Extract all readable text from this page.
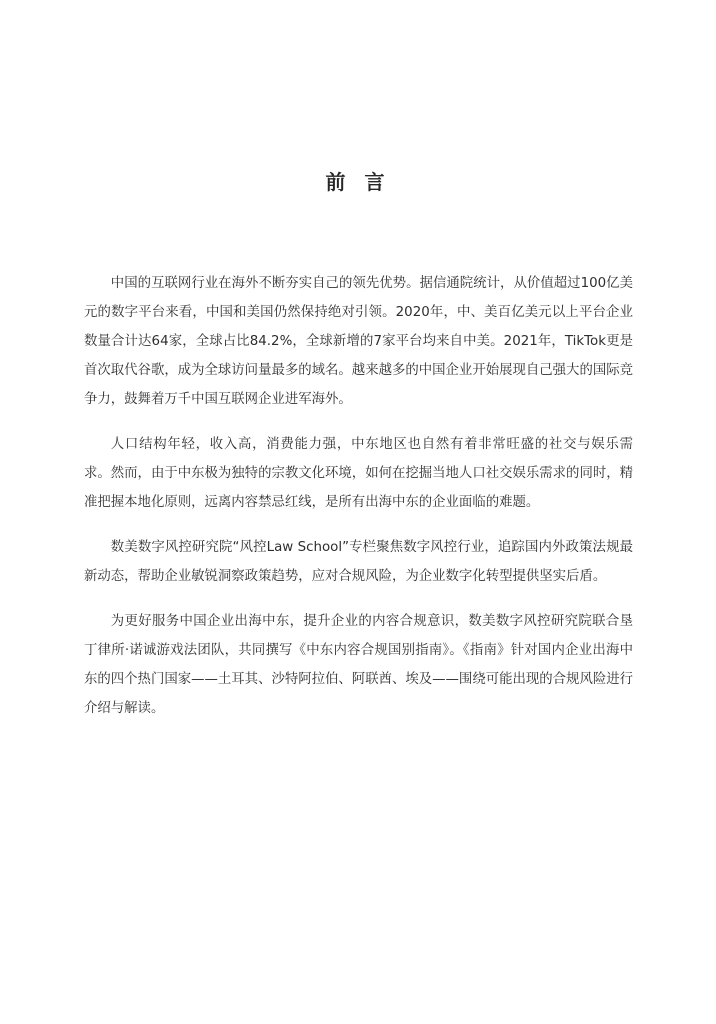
前 言

中国的互联网行业在海外不断夯实自己的领先优势。据信通院统计，从价值超过100亿美元的数字平台来看，中国和美国仍然保持绝对引领。2020年，中、美百亿美元以上平台企业数量合计达64家，全球占比84.2%，全球新增的7家平台均来自中美。2021年，TikTok更是首次取代谷歌，成为全球访问量最多的域名。越来越多的中国企业开始展现自己强大的国际竞争力，鼓舞着万千中国互联网企业进军海外。

人口结构年轻，收入高，消费能力强，中东地区也自然有着非常旺盛的社交与娱乐需求。然而，由于中东极为独特的宗教文化环境，如何在挖掘当地人口社交娱乐需求的同时，精准把握本地化原则，远离内容禁忌红线，是所有出海中东的企业面临的难题。

数美数字风控研究院“风控Law School”专栏聚焦数字风控行业，追踪国内外政策法规最新动态，帮助企业敏锐洞察政策趋势，应对合规风险，为企业数字化转型提供坚实后盾。

为更好服务中国企业出海中东，提升企业的内容合规意识，数美数字风控研究院联合垦丁律所·诺诚游戏法团队，共同撰写《中东内容合规国别指南》。《指南》针对国内企业出海中东的四个热门国家——土耳其、沙特阿拉伯、阿联酋、埃及——围绕可能出现的合规风险进行介绍与解读。
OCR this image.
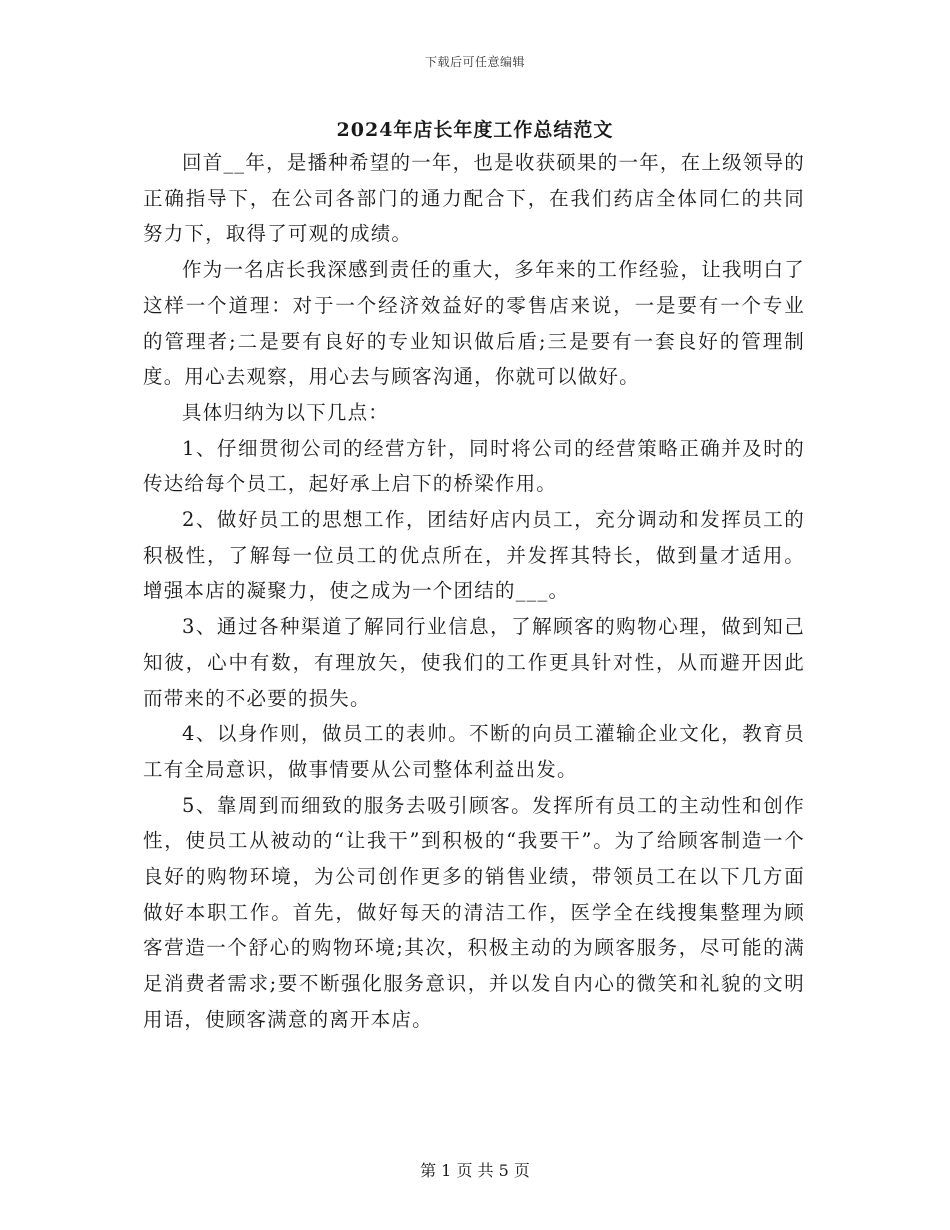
下载后可任意编辑
2024年店长年度工作总结范文

回首__年，是播种希望的一年，也是收获硕果的一年，在上级领导的正确指导下，在公司各部门的通力配合下，在我们药店全体同仁的共同努力下，取得了可观的成绩。

作为一名店长我深感到责任的重大，多年来的工作经验，让我明白了这样一个道理：对于一个经济效益好的零售店来说，一是要有一个专业的管理者;二是要有良好的专业知识做后盾;三是要有一套良好的管理制度。用心去观察，用心去与顾客沟通，你就可以做好。

具体归纳为以下几点：

1、仔细贯彻公司的经营方针，同时将公司的经营策略正确并及时的传达给每个员工，起好承上启下的桥梁作用。

2、做好员工的思想工作，团结好店内员工，充分调动和发挥员工的积极性，了解每一位员工的优点所在，并发挥其特长，做到量才适用。增强本店的凝聚力，使之成为一个团结的___。

3、通过各种渠道了解同行业信息，了解顾客的购物心理，做到知己知彼，心中有数，有理放矢，使我们的工作更具针对性，从而避开因此而带来的不必要的损失。

4、以身作则，做员工的表帅。不断的向员工灌输企业文化，教育员工有全局意识，做事情要从公司整体利益出发。

5、靠周到而细致的服务去吸引顾客。发挥所有员工的主动性和创作性，使员工从被动的“让我干”到积极的“我要干”。为了给顾客制造一个良好的购物环境，为公司创作更多的销售业绩，带领员工在以下几方面做好本职工作。首先，做好每天的清洁工作，医学全在线搜集整理为顾客营造一个舒心的购物环境;其次，积极主动的为顾客服务，尽可能的满足消费者需求;要不断强化服务意识，并以发自内心的微笑和礼貌的文明用语，使顾客满意的离开本店。

第 1 页 共 5 页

★ ★ ★ ★ ★

- Task prompt: Copy each line from the data above that includes "this".

- Task result:
Extract all readable text from this page.
OCR this image.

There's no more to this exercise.